═══ EXCERPTED DATA

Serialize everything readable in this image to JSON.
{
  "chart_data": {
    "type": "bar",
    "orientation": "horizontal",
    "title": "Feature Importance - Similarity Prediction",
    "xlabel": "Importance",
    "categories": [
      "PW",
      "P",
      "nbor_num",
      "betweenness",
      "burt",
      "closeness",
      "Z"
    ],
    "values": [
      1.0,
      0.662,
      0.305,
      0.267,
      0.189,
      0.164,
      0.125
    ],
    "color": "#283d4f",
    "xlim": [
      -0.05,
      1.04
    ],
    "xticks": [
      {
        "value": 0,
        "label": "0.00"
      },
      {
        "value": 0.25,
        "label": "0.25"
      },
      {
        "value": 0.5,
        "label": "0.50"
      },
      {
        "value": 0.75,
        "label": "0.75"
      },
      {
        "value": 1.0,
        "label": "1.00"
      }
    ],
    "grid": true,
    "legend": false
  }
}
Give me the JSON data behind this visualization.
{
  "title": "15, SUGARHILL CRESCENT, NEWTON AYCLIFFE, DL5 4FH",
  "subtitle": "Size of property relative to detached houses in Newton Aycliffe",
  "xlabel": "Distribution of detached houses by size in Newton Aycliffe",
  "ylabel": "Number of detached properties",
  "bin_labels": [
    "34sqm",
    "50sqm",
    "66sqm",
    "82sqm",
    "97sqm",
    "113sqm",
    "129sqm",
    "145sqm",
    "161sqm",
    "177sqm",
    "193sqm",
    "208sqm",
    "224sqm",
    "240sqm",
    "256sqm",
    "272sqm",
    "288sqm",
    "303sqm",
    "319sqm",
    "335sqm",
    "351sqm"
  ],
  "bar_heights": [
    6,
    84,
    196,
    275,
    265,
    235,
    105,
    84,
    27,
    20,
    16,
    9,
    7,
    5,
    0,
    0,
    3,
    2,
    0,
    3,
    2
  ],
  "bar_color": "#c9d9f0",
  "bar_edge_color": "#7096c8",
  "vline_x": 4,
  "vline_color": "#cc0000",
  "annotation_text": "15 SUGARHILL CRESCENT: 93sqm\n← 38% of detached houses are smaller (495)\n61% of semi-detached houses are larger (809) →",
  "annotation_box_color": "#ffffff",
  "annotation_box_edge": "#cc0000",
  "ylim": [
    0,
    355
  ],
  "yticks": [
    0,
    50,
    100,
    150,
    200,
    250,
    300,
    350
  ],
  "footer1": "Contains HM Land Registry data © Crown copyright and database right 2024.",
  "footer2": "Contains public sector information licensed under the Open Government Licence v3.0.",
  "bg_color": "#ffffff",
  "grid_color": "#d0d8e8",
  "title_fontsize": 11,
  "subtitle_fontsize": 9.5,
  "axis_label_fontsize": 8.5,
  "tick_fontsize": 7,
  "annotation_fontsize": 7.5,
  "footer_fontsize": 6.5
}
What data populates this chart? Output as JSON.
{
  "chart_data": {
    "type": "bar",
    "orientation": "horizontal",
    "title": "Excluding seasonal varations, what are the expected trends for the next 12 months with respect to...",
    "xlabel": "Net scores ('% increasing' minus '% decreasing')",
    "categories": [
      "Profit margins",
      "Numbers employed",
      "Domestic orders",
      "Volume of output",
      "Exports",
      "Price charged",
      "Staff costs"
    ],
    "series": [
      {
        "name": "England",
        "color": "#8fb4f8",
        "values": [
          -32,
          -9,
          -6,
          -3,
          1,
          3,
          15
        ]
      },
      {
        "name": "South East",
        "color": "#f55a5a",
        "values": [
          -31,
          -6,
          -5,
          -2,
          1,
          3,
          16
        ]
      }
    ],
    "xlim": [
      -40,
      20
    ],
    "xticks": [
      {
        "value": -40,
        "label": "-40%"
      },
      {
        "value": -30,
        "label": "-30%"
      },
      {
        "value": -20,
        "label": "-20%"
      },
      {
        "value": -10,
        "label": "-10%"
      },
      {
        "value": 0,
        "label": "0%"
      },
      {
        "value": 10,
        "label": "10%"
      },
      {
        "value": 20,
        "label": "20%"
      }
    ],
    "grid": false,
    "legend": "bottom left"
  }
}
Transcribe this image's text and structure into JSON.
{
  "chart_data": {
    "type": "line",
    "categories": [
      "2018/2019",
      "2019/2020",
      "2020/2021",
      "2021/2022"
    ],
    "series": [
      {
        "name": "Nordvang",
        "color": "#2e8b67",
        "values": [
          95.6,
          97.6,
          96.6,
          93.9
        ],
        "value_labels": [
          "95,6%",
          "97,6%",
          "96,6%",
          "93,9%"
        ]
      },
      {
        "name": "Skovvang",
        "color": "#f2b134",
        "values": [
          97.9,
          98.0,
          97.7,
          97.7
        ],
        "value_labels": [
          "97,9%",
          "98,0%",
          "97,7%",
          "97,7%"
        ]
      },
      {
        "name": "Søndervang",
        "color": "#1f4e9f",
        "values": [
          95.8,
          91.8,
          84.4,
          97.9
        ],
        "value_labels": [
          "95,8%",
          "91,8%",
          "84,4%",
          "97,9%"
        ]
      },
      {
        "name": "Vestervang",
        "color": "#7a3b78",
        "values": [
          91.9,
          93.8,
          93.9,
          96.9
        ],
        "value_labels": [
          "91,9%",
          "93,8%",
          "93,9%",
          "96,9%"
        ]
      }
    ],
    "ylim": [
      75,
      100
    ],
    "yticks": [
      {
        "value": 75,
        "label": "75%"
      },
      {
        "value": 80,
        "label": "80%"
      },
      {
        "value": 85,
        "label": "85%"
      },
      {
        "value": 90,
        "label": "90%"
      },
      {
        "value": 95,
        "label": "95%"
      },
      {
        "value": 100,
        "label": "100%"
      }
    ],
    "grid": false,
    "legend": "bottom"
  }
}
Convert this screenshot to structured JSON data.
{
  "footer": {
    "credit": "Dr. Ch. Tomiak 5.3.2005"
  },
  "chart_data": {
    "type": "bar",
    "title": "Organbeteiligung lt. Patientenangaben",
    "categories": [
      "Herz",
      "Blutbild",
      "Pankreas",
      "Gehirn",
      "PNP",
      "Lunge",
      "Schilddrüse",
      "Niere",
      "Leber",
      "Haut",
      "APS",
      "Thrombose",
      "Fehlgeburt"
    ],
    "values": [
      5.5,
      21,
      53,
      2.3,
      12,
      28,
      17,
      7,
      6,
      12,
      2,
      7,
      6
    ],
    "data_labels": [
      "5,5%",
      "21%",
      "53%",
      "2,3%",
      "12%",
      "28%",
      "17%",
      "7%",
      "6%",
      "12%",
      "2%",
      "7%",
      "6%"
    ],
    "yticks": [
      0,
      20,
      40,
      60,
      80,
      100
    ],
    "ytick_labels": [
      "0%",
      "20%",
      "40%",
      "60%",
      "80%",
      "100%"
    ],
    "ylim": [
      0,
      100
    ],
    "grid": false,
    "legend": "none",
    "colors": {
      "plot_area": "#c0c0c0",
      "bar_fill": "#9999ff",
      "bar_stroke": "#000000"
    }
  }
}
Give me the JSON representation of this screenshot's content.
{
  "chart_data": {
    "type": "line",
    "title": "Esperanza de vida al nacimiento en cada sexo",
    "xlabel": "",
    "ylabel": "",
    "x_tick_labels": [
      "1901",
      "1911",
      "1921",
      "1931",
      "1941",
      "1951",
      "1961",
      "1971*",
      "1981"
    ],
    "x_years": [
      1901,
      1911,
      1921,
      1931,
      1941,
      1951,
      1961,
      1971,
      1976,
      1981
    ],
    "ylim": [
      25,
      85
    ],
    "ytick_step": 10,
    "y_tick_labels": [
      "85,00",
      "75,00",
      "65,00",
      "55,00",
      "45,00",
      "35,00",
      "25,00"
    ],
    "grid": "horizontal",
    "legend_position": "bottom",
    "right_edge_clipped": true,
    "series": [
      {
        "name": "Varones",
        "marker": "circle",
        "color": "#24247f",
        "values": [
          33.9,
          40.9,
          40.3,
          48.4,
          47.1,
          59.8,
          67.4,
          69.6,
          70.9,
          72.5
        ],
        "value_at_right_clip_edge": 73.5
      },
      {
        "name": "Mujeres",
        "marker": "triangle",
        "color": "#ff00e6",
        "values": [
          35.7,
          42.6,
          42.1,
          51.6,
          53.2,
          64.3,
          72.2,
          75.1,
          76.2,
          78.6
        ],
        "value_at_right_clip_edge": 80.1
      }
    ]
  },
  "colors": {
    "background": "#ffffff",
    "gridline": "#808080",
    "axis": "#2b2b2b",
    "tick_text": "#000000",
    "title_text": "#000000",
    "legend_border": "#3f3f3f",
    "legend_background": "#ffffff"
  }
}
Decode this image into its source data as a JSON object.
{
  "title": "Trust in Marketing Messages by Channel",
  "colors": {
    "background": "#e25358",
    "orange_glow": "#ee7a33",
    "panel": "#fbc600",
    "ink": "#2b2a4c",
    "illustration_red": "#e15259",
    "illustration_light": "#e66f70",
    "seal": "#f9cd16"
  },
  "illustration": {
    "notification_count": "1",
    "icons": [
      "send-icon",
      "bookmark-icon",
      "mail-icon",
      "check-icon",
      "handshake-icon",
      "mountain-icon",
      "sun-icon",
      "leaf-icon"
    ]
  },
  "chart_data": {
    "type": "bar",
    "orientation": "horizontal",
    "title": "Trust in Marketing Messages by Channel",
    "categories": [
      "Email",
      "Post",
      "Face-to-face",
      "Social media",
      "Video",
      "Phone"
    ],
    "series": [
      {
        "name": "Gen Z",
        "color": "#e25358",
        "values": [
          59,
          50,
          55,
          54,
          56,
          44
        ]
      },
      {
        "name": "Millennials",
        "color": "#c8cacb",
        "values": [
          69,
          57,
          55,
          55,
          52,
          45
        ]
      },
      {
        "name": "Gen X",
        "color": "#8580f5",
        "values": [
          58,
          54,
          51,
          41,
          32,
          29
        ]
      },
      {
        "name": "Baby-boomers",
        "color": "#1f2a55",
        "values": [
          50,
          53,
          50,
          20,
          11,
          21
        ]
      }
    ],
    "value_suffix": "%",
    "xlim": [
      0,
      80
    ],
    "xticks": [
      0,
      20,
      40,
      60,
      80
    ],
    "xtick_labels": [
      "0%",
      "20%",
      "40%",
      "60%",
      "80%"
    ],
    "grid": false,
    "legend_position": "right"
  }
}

══════

Answer with one number only: how many lines above contain the word "detached".

4